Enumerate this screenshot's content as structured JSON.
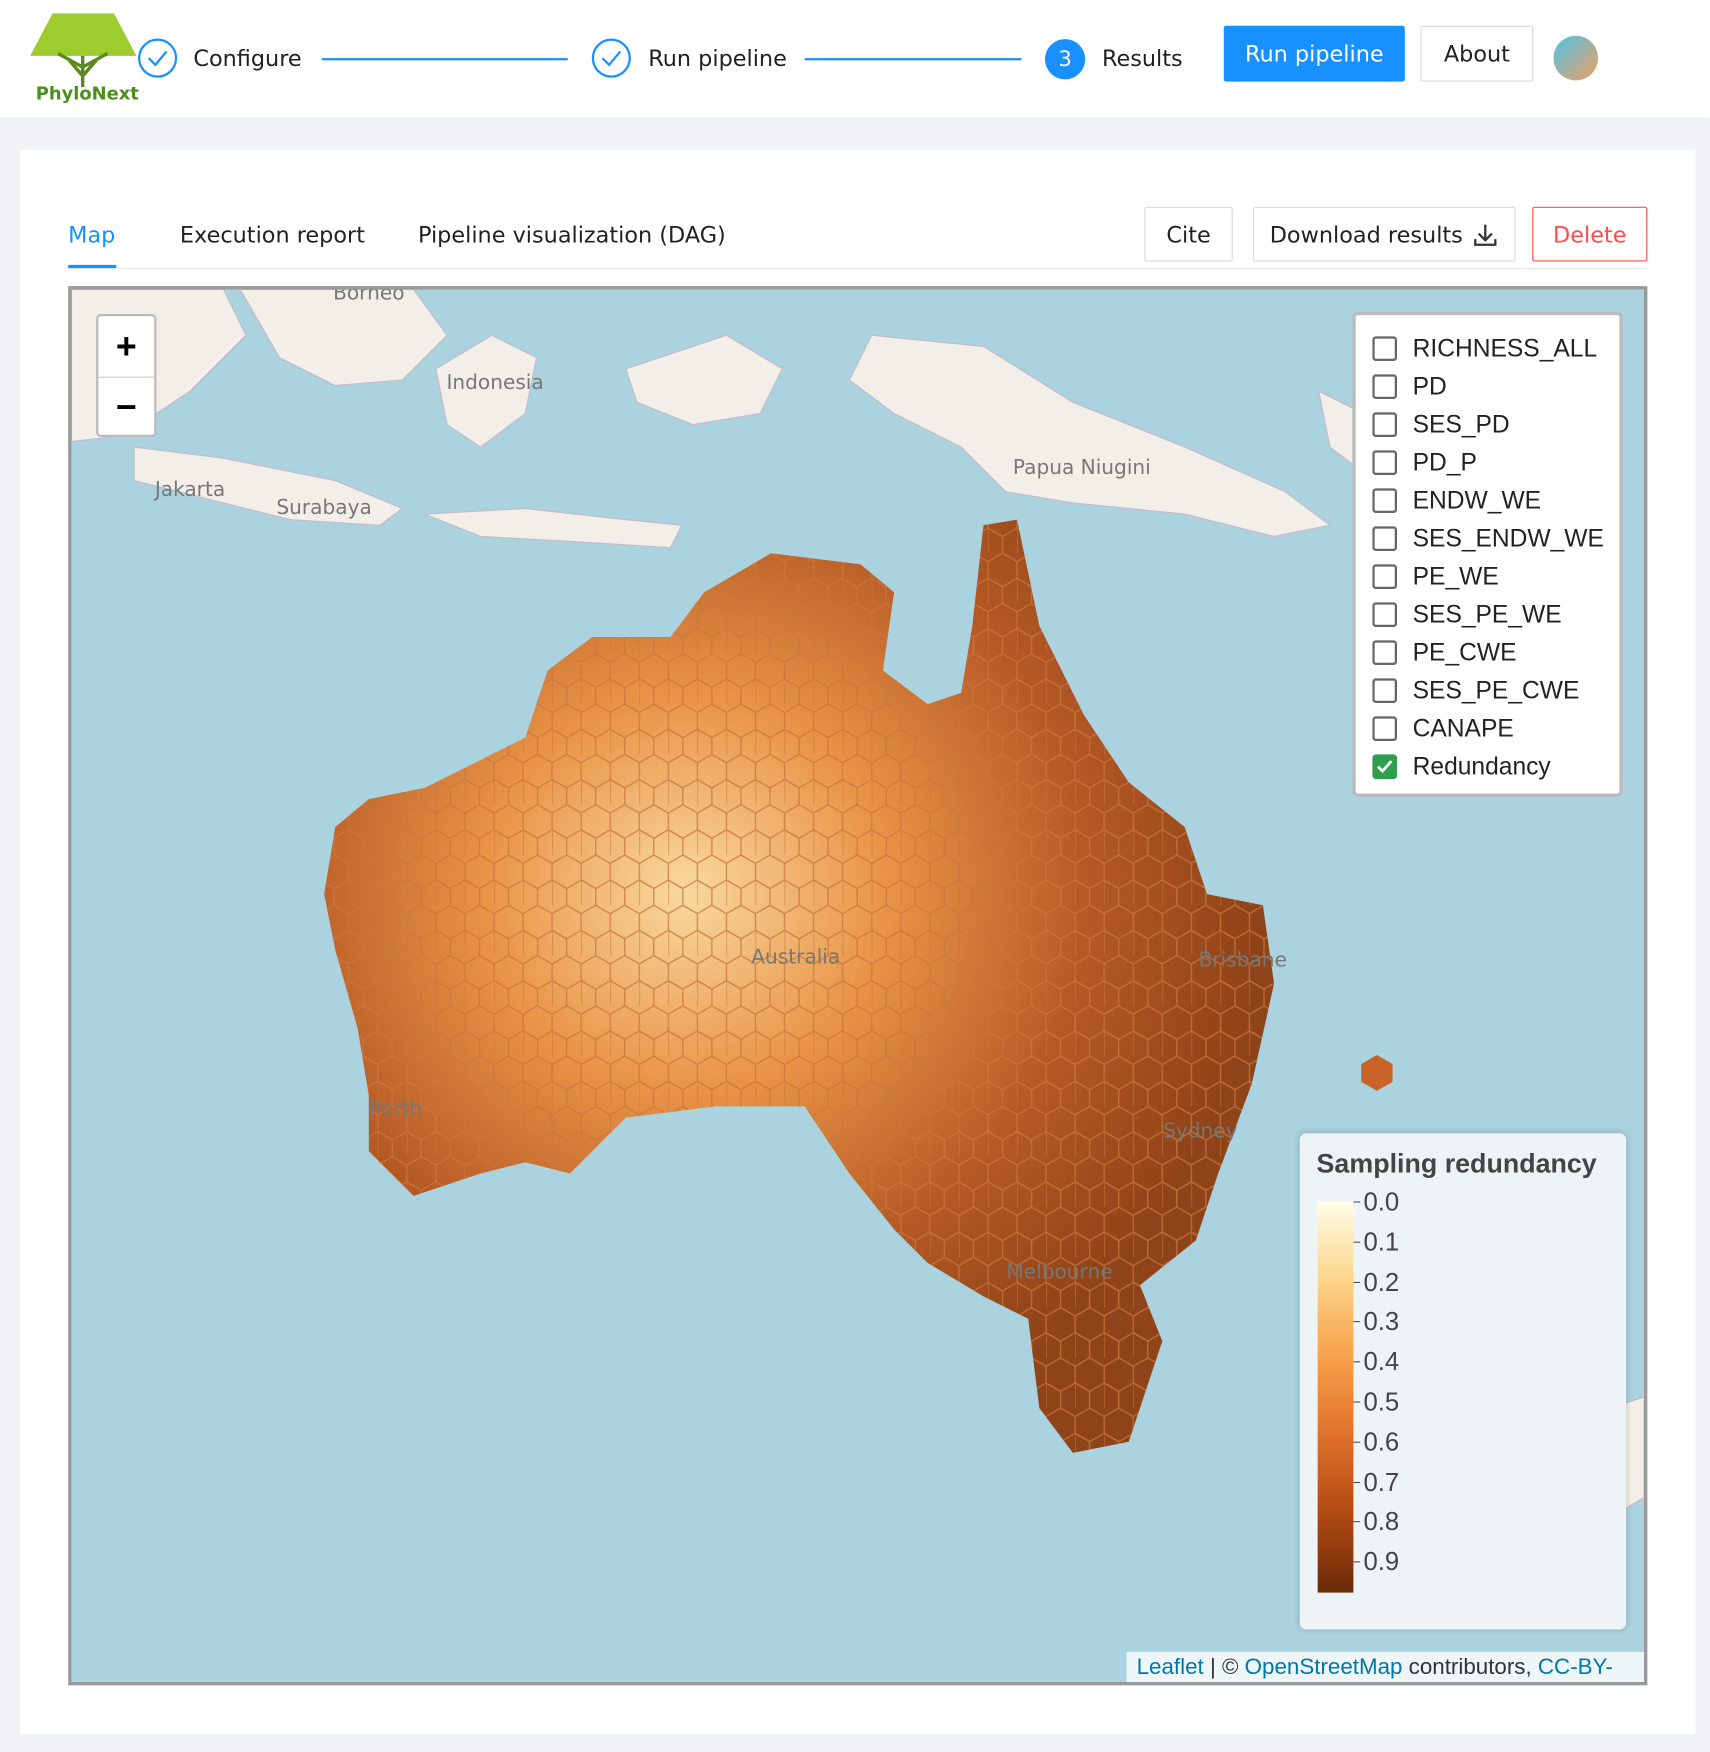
{
  "header": {
    "logo_text": "PhyloNext",
    "steps": [
      {
        "label": "Configure"
      },
      {
        "label": "Run pipeline"
      },
      {
        "number": "3",
        "label": "Results"
      }
    ],
    "buttons": [
      "Run pipeline",
      "About"
    ]
  },
  "tabs": [
    "Map",
    "Execution report",
    "Pipeline visualization (DAG)"
  ],
  "actions": [
    "Cite",
    "Download results",
    "Delete"
  ],
  "map": {
    "zoom": [
      "+",
      "−"
    ],
    "place_labels": [
      "Borneo",
      "Indonesia",
      "Jakarta",
      "Surabaya",
      "Papua Niugini",
      "Australia",
      "Brisbane",
      "Perth",
      "Sydney",
      "Melbourne"
    ],
    "layers": [
      {
        "name": "RICHNESS_ALL",
        "checked": false
      },
      {
        "name": "PD",
        "checked": false
      },
      {
        "name": "SES_PD",
        "checked": false
      },
      {
        "name": "PD_P",
        "checked": false
      },
      {
        "name": "ENDW_WE",
        "checked": false
      },
      {
        "name": "SES_ENDW_WE",
        "checked": false
      },
      {
        "name": "PE_WE",
        "checked": false
      },
      {
        "name": "SES_PE_WE",
        "checked": false
      },
      {
        "name": "PE_CWE",
        "checked": false
      },
      {
        "name": "SES_PE_CWE",
        "checked": false
      },
      {
        "name": "CANAPE",
        "checked": false
      },
      {
        "name": "Redundancy",
        "checked": true
      }
    ],
    "legend": {
      "title": "Sampling redundancy",
      "ticks": [
        "0.0",
        "0.1",
        "0.2",
        "0.3",
        "0.4",
        "0.5",
        "0.6",
        "0.7",
        "0.8",
        "0.9"
      ]
    },
    "attribution": {
      "leaflet": "Leaflet",
      "separator": "| ©",
      "osm": "OpenStreetMap",
      "contributors": "contributors,",
      "license": "CC-BY-SA"
    }
  }
}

AIM:
The listing above needs to be output again exactly. Don't include the pictures.

TASK RESPONSE:
Enumerate this screenshot's content as structured JSON.
{
  "header": {
    "logo_text": "PhyloNext",
    "steps": [
      {
        "label": "Configure"
      },
      {
        "label": "Run pipeline"
      },
      {
        "number": "3",
        "label": "Results"
      }
    ],
    "buttons": [
      "Run pipeline",
      "About"
    ]
  },
  "tabs": [
    "Map",
    "Execution report",
    "Pipeline visualization (DAG)"
  ],
  "actions": [
    "Cite",
    "Download results",
    "Delete"
  ],
  "map": {
    "zoom": [
      "+",
      "−"
    ],
    "place_labels": [
      "Borneo",
      "Indonesia",
      "Jakarta",
      "Surabaya",
      "Papua Niugini",
      "Australia",
      "Brisbane",
      "Perth",
      "Sydney",
      "Melbourne"
    ],
    "layers": [
      {
        "name": "RICHNESS_ALL",
        "checked": false
      },
      {
        "name": "PD",
        "checked": false
      },
      {
        "name": "SES_PD",
        "checked": false
      },
      {
        "name": "PD_P",
        "checked": false
      },
      {
        "name": "ENDW_WE",
        "checked": false
      },
      {
        "name": "SES_ENDW_WE",
        "checked": false
      },
      {
        "name": "PE_WE",
        "checked": false
      },
      {
        "name": "SES_PE_WE",
        "checked": false
      },
      {
        "name": "PE_CWE",
        "checked": false
      },
      {
        "name": "SES_PE_CWE",
        "checked": false
      },
      {
        "name": "CANAPE",
        "checked": false
      },
      {
        "name": "Redundancy",
        "checked": true
      }
    ],
    "legend": {
      "title": "Sampling redundancy",
      "ticks": [
        "0.0",
        "0.1",
        "0.2",
        "0.3",
        "0.4",
        "0.5",
        "0.6",
        "0.7",
        "0.8",
        "0.9"
      ]
    },
    "attribution": {
      "leaflet": "Leaflet",
      "separator": "| ©",
      "osm": "OpenStreetMap",
      "contributors": "contributors,",
      "license": "CC-BY-SA"
    }
  }
}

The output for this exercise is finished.